Leave out the pictures and repeat everything else in the records exactly.

#### Exercise input:
▬▬▬▬▬▬

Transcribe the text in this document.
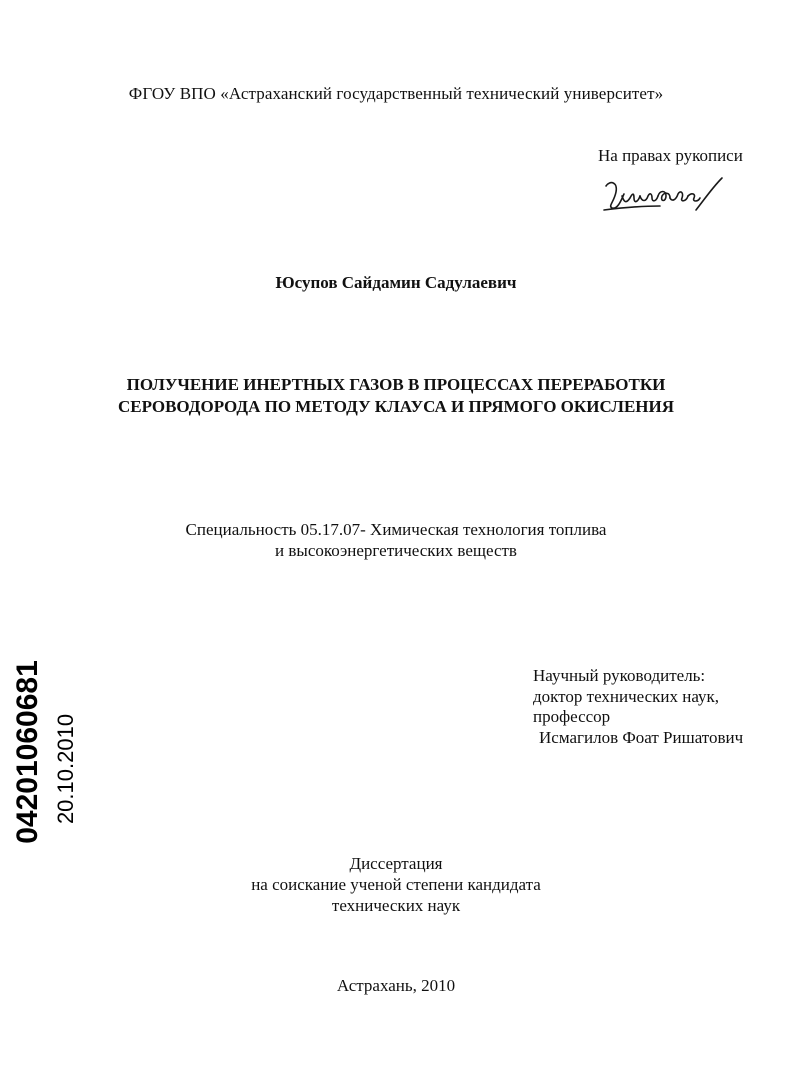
ФГОУ ВПО «Астраханский государственный технический университет»
На правах рукописи
Юсупов Сайдамин Садулаевич
ПОЛУЧЕНИЕ ИНЕРТНЫХ ГАЗОВ В ПРОЦЕССАХ ПЕРЕРАБОТКИ
СЕРОВОДОРОДА ПО МЕТОДУ КЛАУСА И ПРЯМОГО ОКИСЛЕНИЯ
Специальность 05.17.07- Химическая технология топлива
и высокоэнергетических веществ
Научный руководитель:
доктор технических наук,
профессор
Исмагилов Фоат Ришатович
04201060681 20.10.2010
Диссертация
на соискание ученой степени кандидата
технических наук
Астрахань, 2010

▬▬▬▬▬▬

#### Solution below:
Transcribe the text in this document.
ФГОУ ВПО «Астраханский государственный технический университет»
На правах рукописи
Юсупов Сайдамин Садулаевич
ПОЛУЧЕНИЕ ИНЕРТНЫХ ГАЗОВ В ПРОЦЕССАХ ПЕРЕРАБОТКИ
СЕРОВОДОРОДА ПО МЕТОДУ КЛАУСА И ПРЯМОГО ОКИСЛЕНИЯ
Специальность 05.17.07- Химическая технология топлива
и высокоэнергетических веществ
Научный руководитель:
доктор технических наук,
профессор
Исмагилов Фоат Ришатович
04201060681 20.10.2010
Диссертация
на соискание ученой степени кандидата
технических наук
Астрахань, 2010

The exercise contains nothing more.